What is being asked »
Reproduce the lines of the material exactly, excluding every image.

Dataset records »
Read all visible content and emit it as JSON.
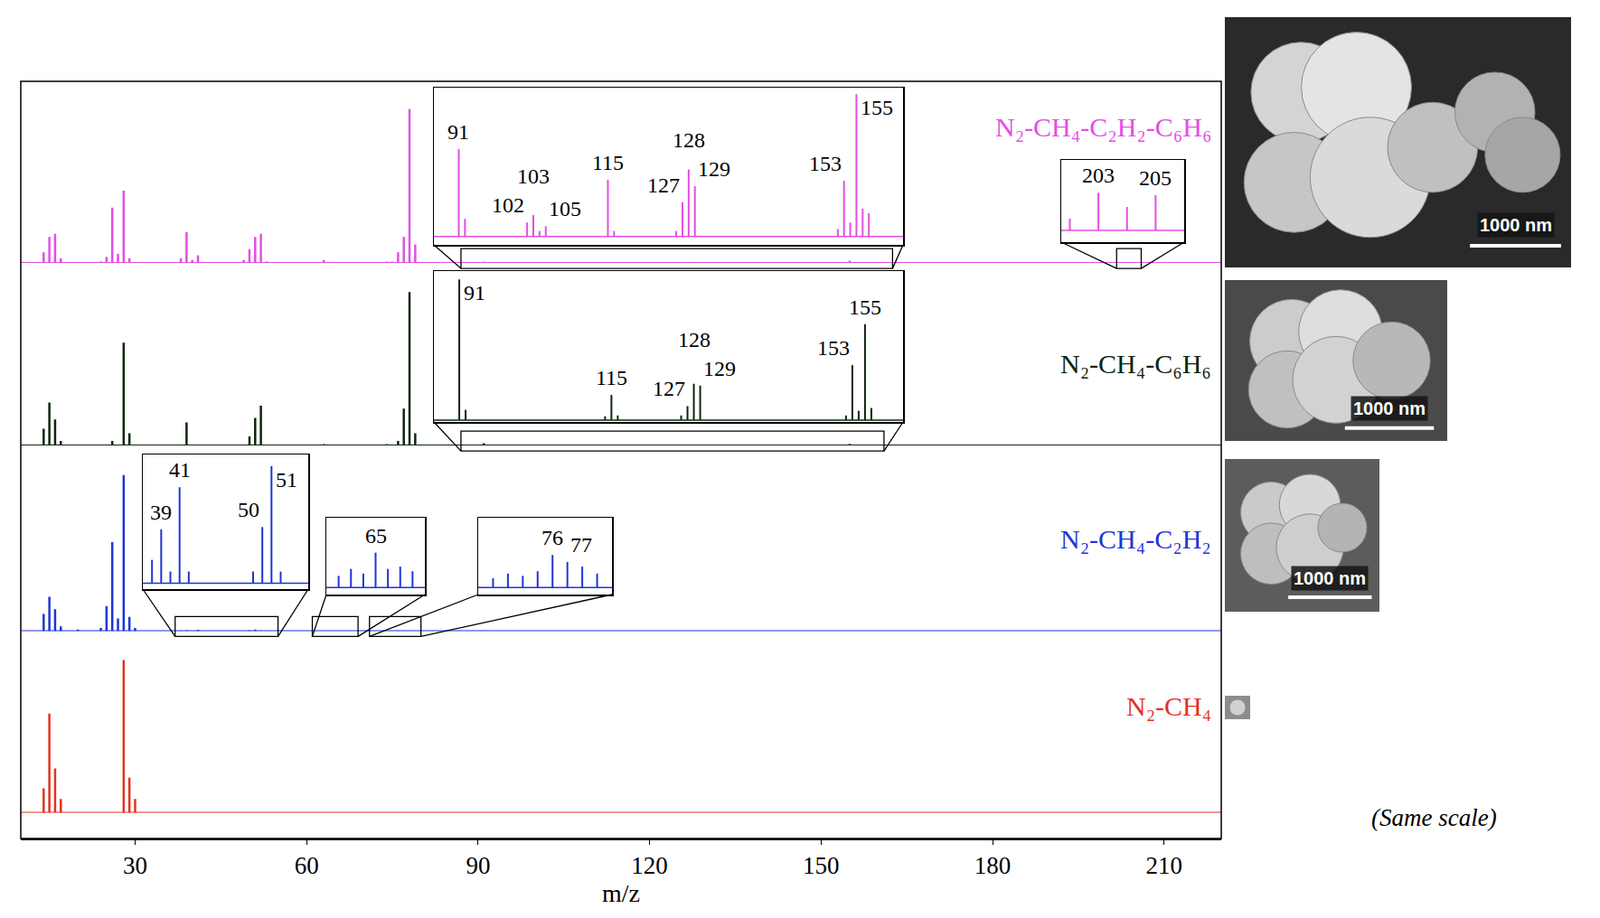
{
  "chart_data": {
    "type": "stem",
    "x_label": "m/z",
    "xlim": [
      10,
      220
    ],
    "xticks": [
      30,
      60,
      90,
      120,
      150,
      180,
      210
    ],
    "ylim": [
      0,
      118
    ],
    "tick_labels": "x",
    "grid": false,
    "series": [
      {
        "name": "N₂-CH₄-C₂H₂-C₆H₆",
        "color": "#e34fe3",
        "x": [
          14,
          15,
          16,
          17,
          24,
          25,
          26,
          27,
          28,
          29,
          38,
          39,
          40,
          41,
          49,
          50,
          51,
          52,
          53,
          63,
          74,
          75,
          76,
          77,
          78,
          79,
          80,
          91,
          92,
          102,
          103,
          104,
          105,
          115,
          116,
          126,
          127,
          128,
          129,
          152,
          153,
          154,
          155,
          156,
          157,
          202,
          203,
          204,
          205
        ],
        "values": [
          7,
          17,
          19,
          3,
          1,
          4,
          36,
          6,
          47,
          3,
          3,
          20,
          2,
          5,
          2,
          9,
          17,
          19,
          1,
          2,
          1,
          1,
          7,
          17,
          100,
          12,
          0.5,
          0.94,
          0.19,
          0.15,
          0.23,
          0.06,
          0.11,
          0.61,
          0.06,
          0.06,
          0.37,
          0.72,
          0.54,
          0.08,
          0.6,
          0.15,
          1.53,
          0.3,
          0.25,
          0.05,
          0.16,
          0.1,
          0.15
        ],
        "insets": [
          {
            "xlim": [
              87,
              162.5
            ],
            "ylim": [
              -0.09,
              1.6
            ],
            "peak_labels": [
              91,
              102,
              103,
              105,
              115,
              127,
              128,
              129,
              153,
              155
            ]
          },
          {
            "xlim": [
              201.7,
              206
            ],
            "ylim": [
              -0.05,
              0.3
            ],
            "peak_labels": [
              203,
              205
            ]
          }
        ]
      },
      {
        "name": "N₂-CH₄-C₆H₆",
        "color": "#0d260d",
        "x": [
          14,
          15,
          16,
          17,
          26,
          28,
          29,
          39,
          50,
          51,
          52,
          63,
          74,
          76,
          77,
          78,
          79,
          91,
          92,
          114,
          115,
          116,
          126,
          127,
          128,
          129,
          152,
          153,
          154,
          155,
          156
        ],
        "values": [
          11,
          28,
          17,
          3,
          3,
          67,
          8,
          15,
          6,
          18,
          26,
          1,
          1,
          3,
          24,
          100,
          8,
          1.51,
          0.11,
          0.04,
          0.27,
          0.05,
          0.05,
          0.15,
          0.39,
          0.37,
          0.05,
          0.59,
          0.1,
          1.03,
          0.13
        ],
        "insets": [
          {
            "xlim": [
              87,
              161
            ],
            "ylim": [
              -0.02,
              1.6
            ],
            "peak_labels": [
              91,
              115,
              127,
              128,
              129,
              153,
              155
            ]
          }
        ]
      },
      {
        "name": "N₂-CH₄-C₂H₂",
        "color": "#1f35d6",
        "x": [
          14,
          15,
          16,
          17,
          20,
          24,
          25,
          26,
          27,
          28,
          29,
          30,
          38,
          39,
          40,
          41,
          42,
          49,
          50,
          51,
          52,
          62,
          63,
          64,
          65,
          66,
          67,
          68,
          72,
          73,
          74,
          75,
          76,
          77,
          78,
          79
        ],
        "values": [
          11,
          22,
          14,
          3,
          1,
          2,
          16,
          57,
          8,
          100,
          9,
          2,
          0.2,
          0.46,
          0.1,
          0.82,
          0.1,
          0.1,
          0.48,
          1.0,
          0.1,
          0.05,
          0.08,
          0.06,
          0.15,
          0.08,
          0.09,
          0.07,
          0.04,
          0.06,
          0.05,
          0.07,
          0.14,
          0.11,
          0.09,
          0.06
        ],
        "insets": [
          {
            "xlim": [
              37,
              55
            ],
            "ylim": [
              -0.05,
              1.1
            ],
            "peak_labels": [
              39,
              41,
              50,
              51
            ]
          },
          {
            "xlim": [
              61,
              69
            ],
            "ylim": [
              -0.03,
              0.3
            ],
            "peak_labels": [
              65
            ]
          },
          {
            "xlim": [
              71,
              80
            ],
            "ylim": [
              -0.03,
              0.3
            ],
            "peak_labels": [
              76,
              77
            ]
          }
        ]
      },
      {
        "name": "N₂-CH₄",
        "color": "#e2331f",
        "x": [
          14,
          15,
          16,
          17,
          28,
          29,
          30
        ],
        "values": [
          16,
          65,
          29,
          9,
          100,
          23,
          9
        ],
        "insets": []
      }
    ],
    "scale_bars": [
      "1000 nm",
      "1000 nm",
      "1000 nm"
    ],
    "note": "(Same scale)"
  }
}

Solution for this exercise »
Read all visible content and emit it as JSON.
{
  "chart_data": {
    "type": "stem",
    "x_label": "m/z",
    "xlim": [
      10,
      220
    ],
    "xticks": [
      30,
      60,
      90,
      120,
      150,
      180,
      210
    ],
    "ylim": [
      0,
      118
    ],
    "tick_labels": "x",
    "grid": false,
    "series": [
      {
        "name": "N₂-CH₄-C₂H₂-C₆H₆",
        "color": "#e34fe3",
        "x": [
          14,
          15,
          16,
          17,
          24,
          25,
          26,
          27,
          28,
          29,
          38,
          39,
          40,
          41,
          49,
          50,
          51,
          52,
          53,
          63,
          74,
          75,
          76,
          77,
          78,
          79,
          80,
          91,
          92,
          102,
          103,
          104,
          105,
          115,
          116,
          126,
          127,
          128,
          129,
          152,
          153,
          154,
          155,
          156,
          157,
          202,
          203,
          204,
          205
        ],
        "values": [
          7,
          17,
          19,
          3,
          1,
          4,
          36,
          6,
          47,
          3,
          3,
          20,
          2,
          5,
          2,
          9,
          17,
          19,
          1,
          2,
          1,
          1,
          7,
          17,
          100,
          12,
          0.5,
          0.94,
          0.19,
          0.15,
          0.23,
          0.06,
          0.11,
          0.61,
          0.06,
          0.06,
          0.37,
          0.72,
          0.54,
          0.08,
          0.6,
          0.15,
          1.53,
          0.3,
          0.25,
          0.05,
          0.16,
          0.1,
          0.15
        ],
        "insets": [
          {
            "xlim": [
              87,
              162.5
            ],
            "ylim": [
              -0.09,
              1.6
            ],
            "peak_labels": [
              91,
              102,
              103,
              105,
              115,
              127,
              128,
              129,
              153,
              155
            ]
          },
          {
            "xlim": [
              201.7,
              206
            ],
            "ylim": [
              -0.05,
              0.3
            ],
            "peak_labels": [
              203,
              205
            ]
          }
        ]
      },
      {
        "name": "N₂-CH₄-C₆H₆",
        "color": "#0d260d",
        "x": [
          14,
          15,
          16,
          17,
          26,
          28,
          29,
          39,
          50,
          51,
          52,
          63,
          74,
          76,
          77,
          78,
          79,
          91,
          92,
          114,
          115,
          116,
          126,
          127,
          128,
          129,
          152,
          153,
          154,
          155,
          156
        ],
        "values": [
          11,
          28,
          17,
          3,
          3,
          67,
          8,
          15,
          6,
          18,
          26,
          1,
          1,
          3,
          24,
          100,
          8,
          1.51,
          0.11,
          0.04,
          0.27,
          0.05,
          0.05,
          0.15,
          0.39,
          0.37,
          0.05,
          0.59,
          0.1,
          1.03,
          0.13
        ],
        "insets": [
          {
            "xlim": [
              87,
              161
            ],
            "ylim": [
              -0.02,
              1.6
            ],
            "peak_labels": [
              91,
              115,
              127,
              128,
              129,
              153,
              155
            ]
          }
        ]
      },
      {
        "name": "N₂-CH₄-C₂H₂",
        "color": "#1f35d6",
        "x": [
          14,
          15,
          16,
          17,
          20,
          24,
          25,
          26,
          27,
          28,
          29,
          30,
          38,
          39,
          40,
          41,
          42,
          49,
          50,
          51,
          52,
          62,
          63,
          64,
          65,
          66,
          67,
          68,
          72,
          73,
          74,
          75,
          76,
          77,
          78,
          79
        ],
        "values": [
          11,
          22,
          14,
          3,
          1,
          2,
          16,
          57,
          8,
          100,
          9,
          2,
          0.2,
          0.46,
          0.1,
          0.82,
          0.1,
          0.1,
          0.48,
          1.0,
          0.1,
          0.05,
          0.08,
          0.06,
          0.15,
          0.08,
          0.09,
          0.07,
          0.04,
          0.06,
          0.05,
          0.07,
          0.14,
          0.11,
          0.09,
          0.06
        ],
        "insets": [
          {
            "xlim": [
              37,
              55
            ],
            "ylim": [
              -0.05,
              1.1
            ],
            "peak_labels": [
              39,
              41,
              50,
              51
            ]
          },
          {
            "xlim": [
              61,
              69
            ],
            "ylim": [
              -0.03,
              0.3
            ],
            "peak_labels": [
              65
            ]
          },
          {
            "xlim": [
              71,
              80
            ],
            "ylim": [
              -0.03,
              0.3
            ],
            "peak_labels": [
              76,
              77
            ]
          }
        ]
      },
      {
        "name": "N₂-CH₄",
        "color": "#e2331f",
        "x": [
          14,
          15,
          16,
          17,
          28,
          29,
          30
        ],
        "values": [
          16,
          65,
          29,
          9,
          100,
          23,
          9
        ],
        "insets": []
      }
    ],
    "scale_bars": [
      "1000 nm",
      "1000 nm",
      "1000 nm"
    ],
    "note": "(Same scale)"
  }
}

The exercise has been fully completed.